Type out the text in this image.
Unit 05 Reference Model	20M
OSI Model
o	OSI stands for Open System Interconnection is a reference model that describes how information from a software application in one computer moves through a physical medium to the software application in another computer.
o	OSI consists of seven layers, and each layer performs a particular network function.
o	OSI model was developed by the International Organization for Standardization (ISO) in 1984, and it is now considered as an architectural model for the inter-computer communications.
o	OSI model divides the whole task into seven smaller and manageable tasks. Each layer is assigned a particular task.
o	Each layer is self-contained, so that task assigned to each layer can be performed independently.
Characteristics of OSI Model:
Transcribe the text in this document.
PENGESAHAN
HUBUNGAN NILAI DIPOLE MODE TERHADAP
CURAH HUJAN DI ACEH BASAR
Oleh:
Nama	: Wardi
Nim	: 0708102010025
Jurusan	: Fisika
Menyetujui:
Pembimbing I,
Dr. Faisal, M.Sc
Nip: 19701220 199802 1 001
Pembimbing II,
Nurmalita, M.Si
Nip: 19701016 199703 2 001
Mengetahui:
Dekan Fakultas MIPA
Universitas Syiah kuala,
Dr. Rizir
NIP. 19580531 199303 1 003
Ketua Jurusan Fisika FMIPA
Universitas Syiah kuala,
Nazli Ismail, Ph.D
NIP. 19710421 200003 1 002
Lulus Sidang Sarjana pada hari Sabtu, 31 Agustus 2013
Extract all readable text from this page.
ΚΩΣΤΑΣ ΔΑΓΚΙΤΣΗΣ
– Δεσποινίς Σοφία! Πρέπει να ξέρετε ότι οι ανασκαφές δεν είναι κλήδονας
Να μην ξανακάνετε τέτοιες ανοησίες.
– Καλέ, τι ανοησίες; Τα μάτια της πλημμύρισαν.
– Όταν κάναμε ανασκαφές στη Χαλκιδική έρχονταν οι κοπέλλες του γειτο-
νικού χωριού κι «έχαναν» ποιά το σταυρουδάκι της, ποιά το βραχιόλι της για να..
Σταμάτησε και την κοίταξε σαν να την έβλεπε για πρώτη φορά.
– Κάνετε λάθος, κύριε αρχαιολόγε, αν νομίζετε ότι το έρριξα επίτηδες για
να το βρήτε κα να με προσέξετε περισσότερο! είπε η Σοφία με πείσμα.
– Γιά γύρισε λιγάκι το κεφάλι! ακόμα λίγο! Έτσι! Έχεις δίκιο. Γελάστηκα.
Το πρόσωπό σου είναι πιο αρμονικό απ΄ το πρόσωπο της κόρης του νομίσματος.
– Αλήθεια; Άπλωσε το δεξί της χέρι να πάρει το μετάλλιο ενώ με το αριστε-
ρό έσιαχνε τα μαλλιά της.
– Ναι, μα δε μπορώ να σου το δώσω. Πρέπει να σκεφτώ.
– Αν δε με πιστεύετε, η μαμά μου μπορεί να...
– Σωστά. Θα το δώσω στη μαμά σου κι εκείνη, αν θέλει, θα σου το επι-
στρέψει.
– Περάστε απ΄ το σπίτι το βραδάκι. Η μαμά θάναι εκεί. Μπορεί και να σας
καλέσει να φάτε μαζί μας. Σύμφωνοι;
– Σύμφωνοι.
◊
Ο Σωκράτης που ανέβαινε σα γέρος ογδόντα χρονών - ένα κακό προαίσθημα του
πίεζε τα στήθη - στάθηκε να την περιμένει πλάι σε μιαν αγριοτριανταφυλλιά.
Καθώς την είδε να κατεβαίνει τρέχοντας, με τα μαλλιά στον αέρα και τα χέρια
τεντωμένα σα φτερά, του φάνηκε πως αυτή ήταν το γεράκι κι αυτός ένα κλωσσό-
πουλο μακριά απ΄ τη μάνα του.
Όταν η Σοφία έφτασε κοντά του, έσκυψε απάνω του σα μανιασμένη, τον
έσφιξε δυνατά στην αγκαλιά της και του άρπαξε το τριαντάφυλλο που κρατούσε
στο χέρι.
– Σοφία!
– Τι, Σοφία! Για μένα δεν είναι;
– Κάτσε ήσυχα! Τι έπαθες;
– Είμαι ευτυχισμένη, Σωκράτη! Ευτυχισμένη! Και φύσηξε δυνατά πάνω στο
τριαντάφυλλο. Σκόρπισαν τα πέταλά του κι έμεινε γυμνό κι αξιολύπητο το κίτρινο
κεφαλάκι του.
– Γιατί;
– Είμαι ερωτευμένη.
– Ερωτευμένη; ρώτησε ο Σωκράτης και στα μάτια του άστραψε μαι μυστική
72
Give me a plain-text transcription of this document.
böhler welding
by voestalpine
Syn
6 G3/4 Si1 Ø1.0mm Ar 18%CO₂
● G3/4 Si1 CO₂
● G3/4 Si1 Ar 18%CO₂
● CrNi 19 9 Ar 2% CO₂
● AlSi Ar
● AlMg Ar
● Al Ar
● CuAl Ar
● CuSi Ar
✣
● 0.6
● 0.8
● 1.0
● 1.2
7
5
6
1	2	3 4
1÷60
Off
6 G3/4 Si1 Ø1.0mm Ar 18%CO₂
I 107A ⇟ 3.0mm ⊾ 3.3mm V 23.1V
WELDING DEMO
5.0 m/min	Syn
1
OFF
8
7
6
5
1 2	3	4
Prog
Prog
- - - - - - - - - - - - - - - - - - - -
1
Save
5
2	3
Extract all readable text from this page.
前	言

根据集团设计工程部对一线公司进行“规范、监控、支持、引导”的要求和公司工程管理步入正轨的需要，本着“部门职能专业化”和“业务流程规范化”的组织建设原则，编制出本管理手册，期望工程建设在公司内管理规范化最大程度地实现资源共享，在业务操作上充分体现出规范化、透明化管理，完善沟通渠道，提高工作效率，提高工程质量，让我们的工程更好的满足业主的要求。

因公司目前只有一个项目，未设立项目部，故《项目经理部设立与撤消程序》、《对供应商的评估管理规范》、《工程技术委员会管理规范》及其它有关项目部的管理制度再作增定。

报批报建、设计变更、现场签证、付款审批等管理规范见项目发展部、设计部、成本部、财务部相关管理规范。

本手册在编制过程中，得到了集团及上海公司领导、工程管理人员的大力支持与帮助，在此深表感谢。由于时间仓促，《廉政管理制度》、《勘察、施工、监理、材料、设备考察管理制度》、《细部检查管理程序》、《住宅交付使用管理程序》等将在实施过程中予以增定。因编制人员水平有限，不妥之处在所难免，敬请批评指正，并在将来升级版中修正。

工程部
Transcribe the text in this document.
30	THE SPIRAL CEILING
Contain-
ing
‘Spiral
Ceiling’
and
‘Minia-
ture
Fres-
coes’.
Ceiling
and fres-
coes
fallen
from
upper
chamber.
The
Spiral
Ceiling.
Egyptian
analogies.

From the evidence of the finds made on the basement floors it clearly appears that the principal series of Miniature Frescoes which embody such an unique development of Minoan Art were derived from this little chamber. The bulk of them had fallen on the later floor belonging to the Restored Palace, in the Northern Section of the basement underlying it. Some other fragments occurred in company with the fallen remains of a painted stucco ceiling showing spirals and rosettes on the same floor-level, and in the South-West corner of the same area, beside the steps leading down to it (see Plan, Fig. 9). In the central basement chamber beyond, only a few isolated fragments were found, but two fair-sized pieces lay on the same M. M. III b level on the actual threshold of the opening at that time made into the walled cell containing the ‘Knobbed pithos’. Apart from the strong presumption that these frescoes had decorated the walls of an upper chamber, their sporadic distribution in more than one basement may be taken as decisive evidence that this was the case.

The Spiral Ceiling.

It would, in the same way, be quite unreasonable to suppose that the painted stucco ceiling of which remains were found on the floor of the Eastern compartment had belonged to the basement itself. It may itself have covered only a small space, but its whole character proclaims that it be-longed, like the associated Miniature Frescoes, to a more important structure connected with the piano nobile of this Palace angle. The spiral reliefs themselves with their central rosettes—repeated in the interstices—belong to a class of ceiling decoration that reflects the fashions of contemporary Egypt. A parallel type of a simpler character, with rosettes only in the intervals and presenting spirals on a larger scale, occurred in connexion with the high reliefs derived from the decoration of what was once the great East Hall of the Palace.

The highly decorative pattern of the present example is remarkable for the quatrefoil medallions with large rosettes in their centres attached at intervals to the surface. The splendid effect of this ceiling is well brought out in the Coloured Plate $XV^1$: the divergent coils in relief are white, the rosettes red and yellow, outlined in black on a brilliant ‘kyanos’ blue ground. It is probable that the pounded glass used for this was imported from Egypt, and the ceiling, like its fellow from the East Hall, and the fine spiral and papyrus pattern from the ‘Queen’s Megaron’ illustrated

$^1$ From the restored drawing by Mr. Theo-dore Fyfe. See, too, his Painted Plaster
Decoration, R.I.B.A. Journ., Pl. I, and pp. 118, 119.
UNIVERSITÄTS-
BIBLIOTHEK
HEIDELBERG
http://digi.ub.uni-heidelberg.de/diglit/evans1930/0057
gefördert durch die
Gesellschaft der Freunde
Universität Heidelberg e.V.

» EXERCISE DESCRIPTION
The answer should be a single number: the count of lines in the data that include the string "είναι".

» RESULT
3